INSTRUCTIONS FOR THE TASK → Skip the pictures. Reproduce all other material exactly.

Collected data entries →
----------------
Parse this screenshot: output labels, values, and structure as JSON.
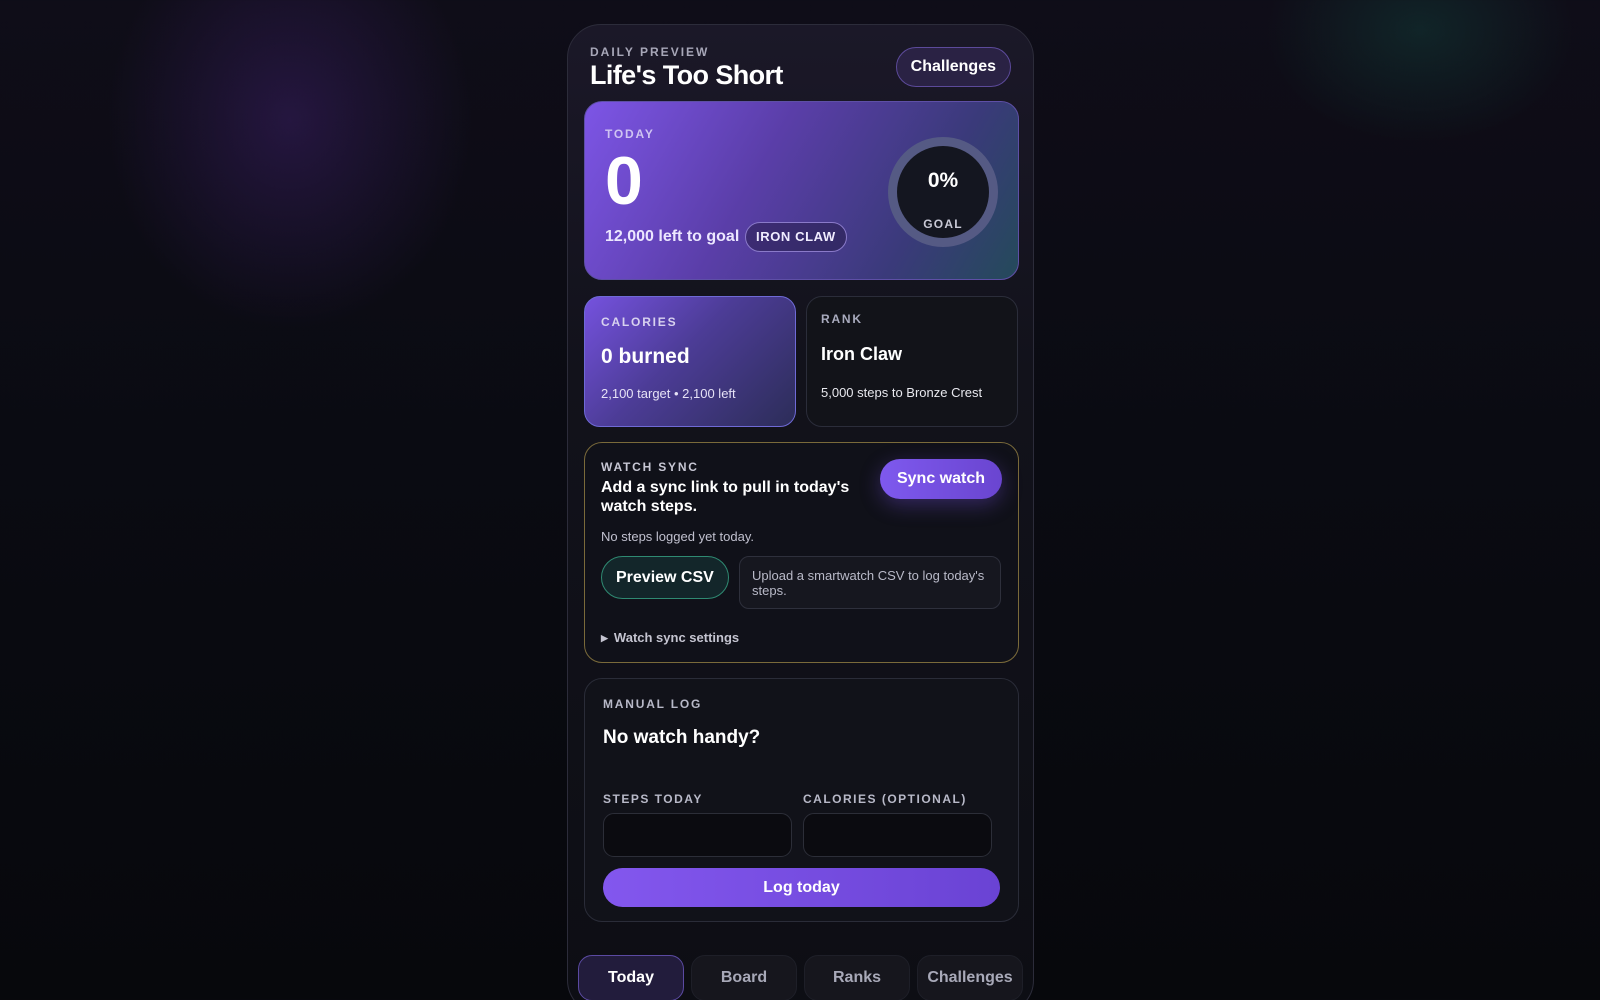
{
  "header": {
    "eyebrow": "DAILY PREVIEW",
    "title": "Life's Too Short",
    "challenges_button": "Challenges"
  },
  "today": {
    "label": "TODAY",
    "steps": "0",
    "left_to_goal": "12,000 left to goal",
    "rank_badge": "IRON CLAW",
    "goal_percent": "0%",
    "goal_label": "GOAL",
    "goal_progress": 0
  },
  "calories": {
    "label": "CALORIES",
    "value": "0 burned",
    "sub": "2,100 target • 2,100 left"
  },
  "rank": {
    "label": "RANK",
    "value": "Iron Claw",
    "sub": "5,000 steps to Bronze Crest"
  },
  "watch_sync": {
    "label": "WATCH SYNC",
    "headline": "Add a sync link to pull in today's watch steps.",
    "sync_button": "Sync watch",
    "status": "No steps logged yet today.",
    "csv_button": "Preview CSV",
    "csv_hint": "Upload a smartwatch CSV to log today's steps.",
    "settings_toggle": "Watch sync settings"
  },
  "manual_log": {
    "label": "MANUAL LOG",
    "headline": "No watch handy?",
    "steps_label": "STEPS TODAY",
    "steps_value": "",
    "calories_label": "CALORIES (OPTIONAL)",
    "calories_value": "",
    "log_button": "Log today"
  },
  "nav": {
    "tabs": [
      {
        "label": "Today",
        "active": true
      },
      {
        "label": "Board",
        "active": false
      },
      {
        "label": "Ranks",
        "active": false
      },
      {
        "label": "Challenges",
        "active": false
      }
    ]
  },
  "colors": {
    "accent": "#7e59ee",
    "accent_teal": "#2f8a72",
    "sync_border": "#7a6a3a"
  }
}
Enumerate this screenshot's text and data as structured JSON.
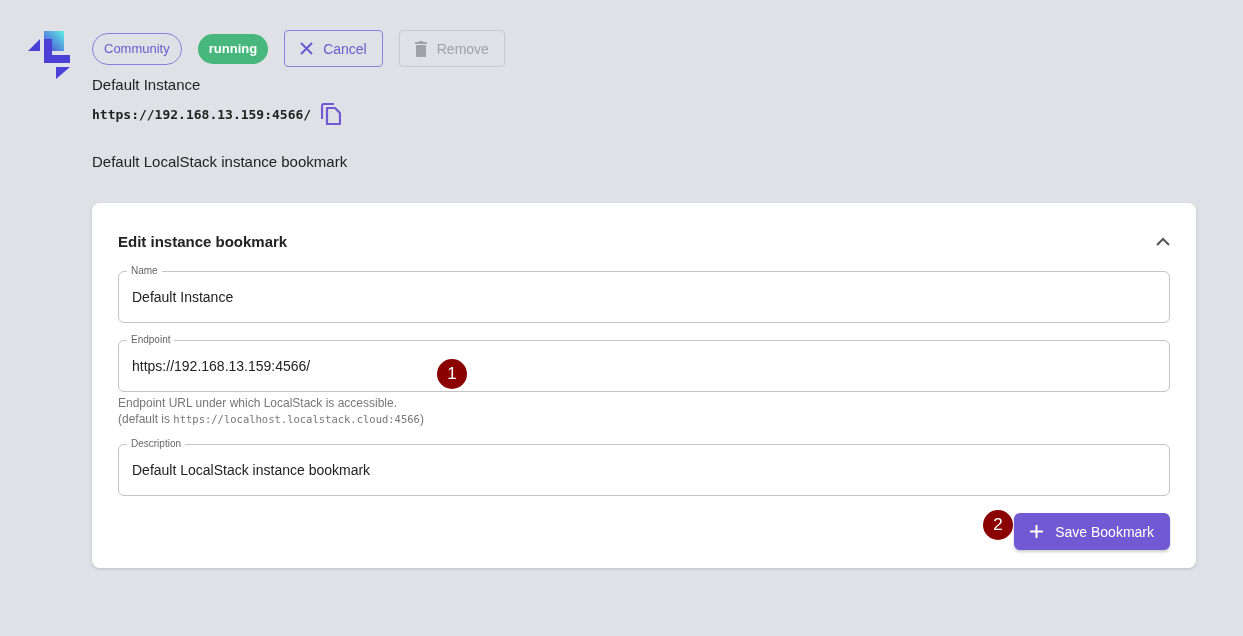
{
  "header": {
    "chips": [
      {
        "label": "Community",
        "kind": "outline"
      },
      {
        "label": "running",
        "kind": "status",
        "color": "#48b77e"
      }
    ],
    "buttons": [
      {
        "label": "Cancel",
        "kind": "close",
        "disabled": false
      },
      {
        "label": "Remove",
        "kind": "delete",
        "disabled": true
      }
    ]
  },
  "instance": {
    "name": "Default Instance",
    "endpoint": "https://192.168.13.159:4566/",
    "description": "Default LocalStack instance bookmark"
  },
  "edit_card": {
    "title": "Edit instance bookmark",
    "expanded": true,
    "fields": [
      {
        "label": "Name",
        "value": "Default Instance"
      },
      {
        "label": "Endpoint",
        "value": "https://192.168.13.159:4566/",
        "help": "Endpoint URL under which LocalStack is accessible.",
        "help_prefix": "(default is ",
        "help_code": "https://localhost.localstack.cloud:4566",
        "help_suffix": ")"
      },
      {
        "label": "Description",
        "value": "Default LocalStack instance bookmark"
      }
    ],
    "save_button": "Save Bookmark"
  },
  "annotations": [
    {
      "label": "1"
    },
    {
      "label": "2"
    }
  ]
}
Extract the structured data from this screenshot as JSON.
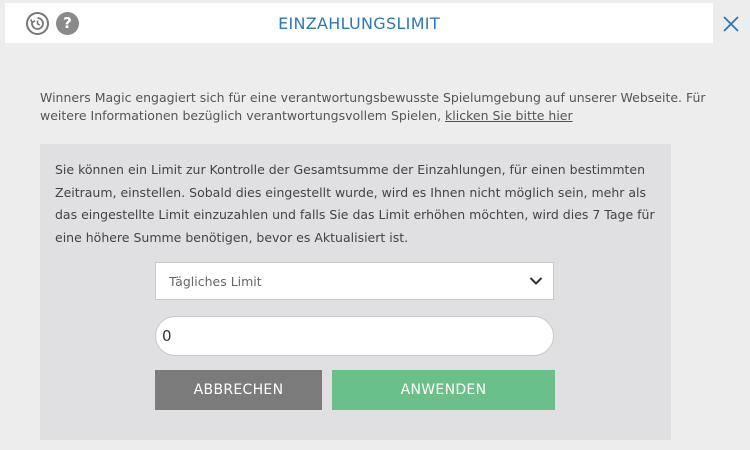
{
  "header": {
    "title": "EINZAHLUNGSLIMIT",
    "history_icon": "history-icon",
    "help_icon": "help-icon",
    "help_glyph": "?",
    "close_icon": "close-icon"
  },
  "intro": {
    "text": "Winners Magic engagiert sich für eine verantwortungsbewusste Spielumgebung auf unserer Webseite. Für weitere Informationen bezüglich verantwortungsvollem Spielen, ",
    "link_label": "klicken Sie bitte hier"
  },
  "panel": {
    "description": "Sie können ein Limit zur Kontrolle der Gesamtsumme der Einzahlungen, für einen bestimmten Zeitraum, einstellen. Sobald dies eingestellt wurde, wird es Ihnen nicht möglich sein, mehr als das eingestellte Limit einzuzahlen und falls Sie das Limit erhöhen möchten, wird dies 7 Tage für eine höhere Summe benötigen, bevor es Aktualisiert ist.",
    "period_select": {
      "selected": "Tägliches Limit",
      "icon": "chevron-down-icon"
    },
    "amount_value": "0",
    "cancel_label": "ABBRECHEN",
    "apply_label": "ANWENDEN"
  },
  "colors": {
    "title": "#2f77b4",
    "cancel_button": "#7b7b7b",
    "apply_button": "#6bbf89",
    "panel_bg": "#e0dfe1"
  }
}
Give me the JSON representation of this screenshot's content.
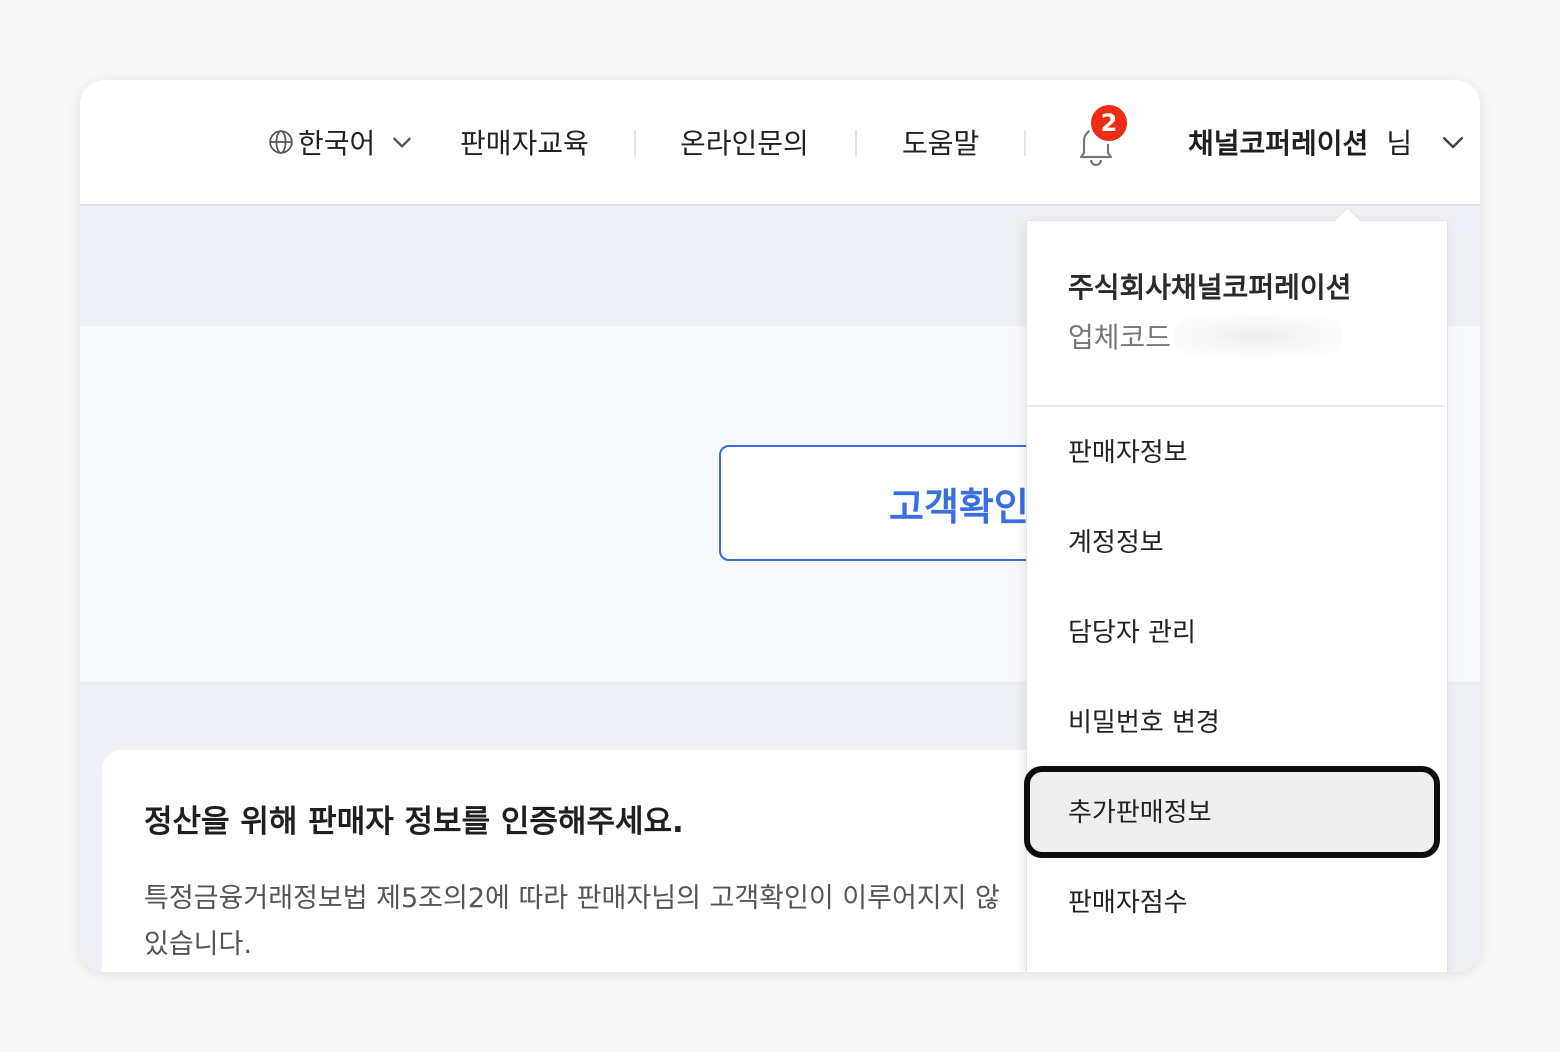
{
  "header": {
    "language": "한국어",
    "links": [
      "판매자교육",
      "온라인문의",
      "도움말"
    ],
    "notification_count": "2",
    "user_name": "채널코퍼레이션",
    "user_suffix": "님"
  },
  "main": {
    "confirm_button": "고객확인",
    "notice_title": "정산을 위해 판매자 정보를 인증해주세요.",
    "notice_line1": "특정금융거래정보법 제5조의2에 따라 판매자님의 고객확인이 이루어지지 않",
    "notice_line2": "있습니다."
  },
  "dropdown": {
    "company_name": "주식회사채널코퍼레이션",
    "code_label": "업체코드",
    "items": [
      "판매자정보",
      "계정정보",
      "담당자 관리",
      "비밀번호 변경",
      "추가판매정보",
      "판매자점수"
    ],
    "highlighted_item": "추가판매정보"
  },
  "colors": {
    "accent_blue": "#3a6fe0",
    "badge_red": "#ee2c16",
    "highlight_border": "#0d0d0d"
  }
}
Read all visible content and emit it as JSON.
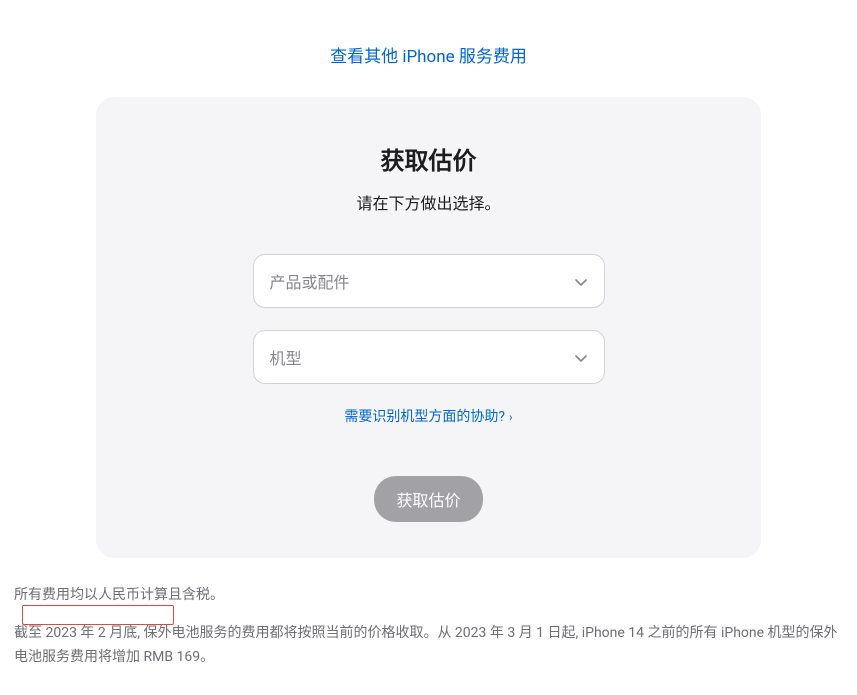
{
  "topLink": {
    "text": "查看其他 iPhone 服务费用"
  },
  "card": {
    "title": "获取估价",
    "subtitle": "请在下方做出选择。",
    "productSelect": {
      "placeholder": "产品或配件"
    },
    "modelSelect": {
      "placeholder": "机型"
    },
    "helpLink": {
      "text": "需要识别机型方面的协助?"
    },
    "submitButton": {
      "label": "获取估价"
    }
  },
  "footnotes": {
    "line1": "所有费用均以人民币计算且含税。",
    "line2": "截至 2023 年 2 月底, 保外电池服务的费用都将按照当前的价格收取。从 2023 年 3 月 1 日起, iPhone 14 之前的所有 iPhone 机型的保外电池服务费用将增加 RMB 169。"
  }
}
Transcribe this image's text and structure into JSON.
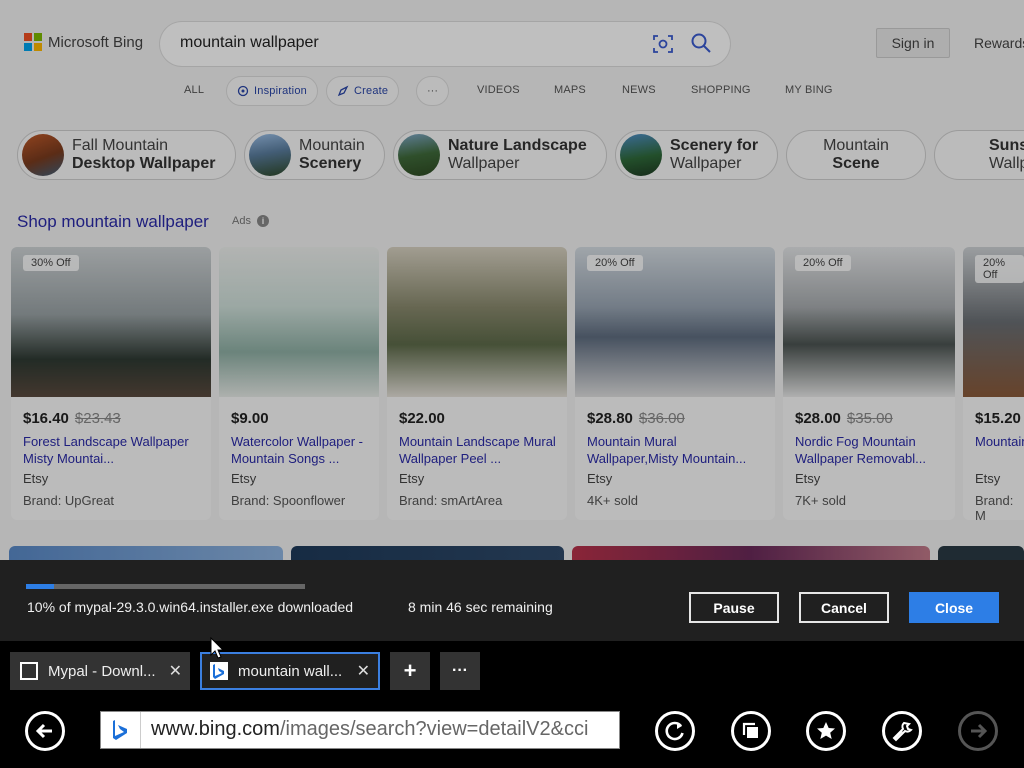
----------------
TASK SOLUTION →
Parse this screenshot: output labels, values, and structure as JSON.
{
  "header": {
    "eyebrow": "DAILY PREVIEW",
    "title": "Life's Too Short",
    "challenges_button": "Challenges"
  },
  "today": {
    "label": "TODAY",
    "steps": "0",
    "left_to_goal": "12,000 left to goal",
    "rank_badge": "IRON CLAW",
    "goal_percent": "0%",
    "goal_label": "GOAL",
    "goal_progress": 0
  },
  "calories": {
    "label": "CALORIES",
    "value": "0 burned",
    "sub": "2,100 target • 2,100 left"
  },
  "rank": {
    "label": "RANK",
    "value": "Iron Claw",
    "sub": "5,000 steps to Bronze Crest"
  },
  "watch_sync": {
    "label": "WATCH SYNC",
    "headline": "Add a sync link to pull in today's watch steps.",
    "sync_button": "Sync watch",
    "status": "No steps logged yet today.",
    "csv_button": "Preview CSV",
    "csv_hint": "Upload a smartwatch CSV to log today's steps.",
    "settings_toggle": "Watch sync settings"
  },
  "manual_log": {
    "label": "MANUAL LOG",
    "headline": "No watch handy?",
    "steps_label": "STEPS TODAY",
    "steps_value": "",
    "calories_label": "CALORIES (OPTIONAL)",
    "calories_value": "",
    "log_button": "Log today"
  },
  "nav": {
    "tabs": [
      {
        "label": "Today",
        "active": true
      },
      {
        "label": "Board",
        "active": false
      },
      {
        "label": "Ranks",
        "active": false
      },
      {
        "label": "Challenges",
        "active": false
      }
    ]
  },
  "colors": {
    "accent": "#7e59ee",
    "accent_teal": "#2f8a72",
    "sync_border": "#7a6a3a"
  }
}
Enumerate this screenshot's text and data as structured JSON.
{
  "header": {
    "chips": [
      {
        "label": "Community",
        "kind": "outline"
      },
      {
        "label": "running",
        "kind": "status",
        "color": "#48b77e"
      }
    ],
    "buttons": [
      {
        "label": "Cancel",
        "kind": "close",
        "disabled": false
      },
      {
        "label": "Remove",
        "kind": "delete",
        "disabled": true
      }
    ]
  },
  "instance": {
    "name": "Default Instance",
    "endpoint": "https://192.168.13.159:4566/",
    "description": "Default LocalStack instance bookmark"
  },
  "edit_card": {
    "title": "Edit instance bookmark",
    "expanded": true,
    "fields": [
      {
        "label": "Name",
        "value": "Default Instance"
      },
      {
        "label": "Endpoint",
        "value": "https://192.168.13.159:4566/",
        "help": "Endpoint URL under which LocalStack is accessible.",
        "help_prefix": "(default is ",
        "help_code": "https://localhost.localstack.cloud:4566",
        "help_suffix": ")"
      },
      {
        "label": "Description",
        "value": "Default LocalStack instance bookmark"
      }
    ],
    "save_button": "Save Bookmark"
  },
  "annotations": [
    {
      "label": "1"
    },
    {
      "label": "2"
    }
  ]
}
Extract the structured data from this screenshot as JSON.
{
  "header": {
    "title": "EINZAHLUNGSLIMIT",
    "history_icon": "history-icon",
    "help_icon": "help-icon",
    "help_glyph": "?",
    "close_icon": "close-icon"
  },
  "intro": {
    "text": "Winners Magic engagiert sich für eine verantwortungsbewusste Spielumgebung auf unserer Webseite. Für weitere Informationen bezüglich verantwortungsvollem Spielen, ",
    "link_label": "klicken Sie bitte hier"
  },
  "panel": {
    "description": "Sie können ein Limit zur Kontrolle der Gesamtsumme der Einzahlungen, für einen bestimmten Zeitraum, einstellen. Sobald dies eingestellt wurde, wird es Ihnen nicht möglich sein, mehr als das eingestellte Limit einzuzahlen und falls Sie das Limit erhöhen möchten, wird dies 7 Tage für eine höhere Summe benötigen, bevor es Aktualisiert ist.",
    "period_select": {
      "selected": "Tägliches Limit",
      "icon": "chevron-down-icon"
    },
    "amount_value": "0",
    "cancel_label": "ABBRECHEN",
    "apply_label": "ANWENDEN"
  },
  "colors": {
    "title": "#2f77b4",
    "cancel_button": "#7b7b7b",
    "apply_button": "#6bbf89",
    "panel_bg": "#e0dfe1"
  }
}
Give me the JSON representation of this screenshot's content.
{
  "header": {
    "language": "한국어",
    "links": [
      "판매자교육",
      "온라인문의",
      "도움말"
    ],
    "notification_count": "2",
    "user_name": "채널코퍼레이션",
    "user_suffix": "님"
  },
  "main": {
    "confirm_button": "고객확인",
    "notice_title": "정산을 위해 판매자 정보를 인증해주세요.",
    "notice_line1": "특정금융거래정보법 제5조의2에 따라 판매자님의 고객확인이 이루어지지 않",
    "notice_line2": "있습니다."
  },
  "dropdown": {
    "company_name": "주식회사채널코퍼레이션",
    "code_label": "업체코드",
    "items": [
      "판매자정보",
      "계정정보",
      "담당자 관리",
      "비밀번호 변경",
      "추가판매정보",
      "판매자점수"
    ],
    "highlighted_item": "추가판매정보"
  },
  "colors": {
    "accent_blue": "#3a6fe0",
    "badge_red": "#ee2c16",
    "highlight_border": "#0d0d0d"
  }
}
Read all visible content and emit it as JSON.
{
  "topLink": {
    "text": "查看其他 iPhone 服务费用"
  },
  "card": {
    "title": "获取估价",
    "subtitle": "请在下方做出选择。",
    "productSelect": {
      "placeholder": "产品或配件"
    },
    "modelSelect": {
      "placeholder": "机型"
    },
    "helpLink": {
      "text": "需要识别机型方面的协助?"
    },
    "submitButton": {
      "label": "获取估价"
    }
  },
  "footnotes": {
    "line1": "所有费用均以人民币计算且含税。",
    "line2": "截至 2023 年 2 月底, 保外电池服务的费用都将按照当前的价格收取。从 2023 年 3 月 1 日起, iPhone 14 之前的所有 iPhone 机型的保外电池服务费用将增加 RMB 169。"
  }
}
Transcribe this image's text and structure into JSON.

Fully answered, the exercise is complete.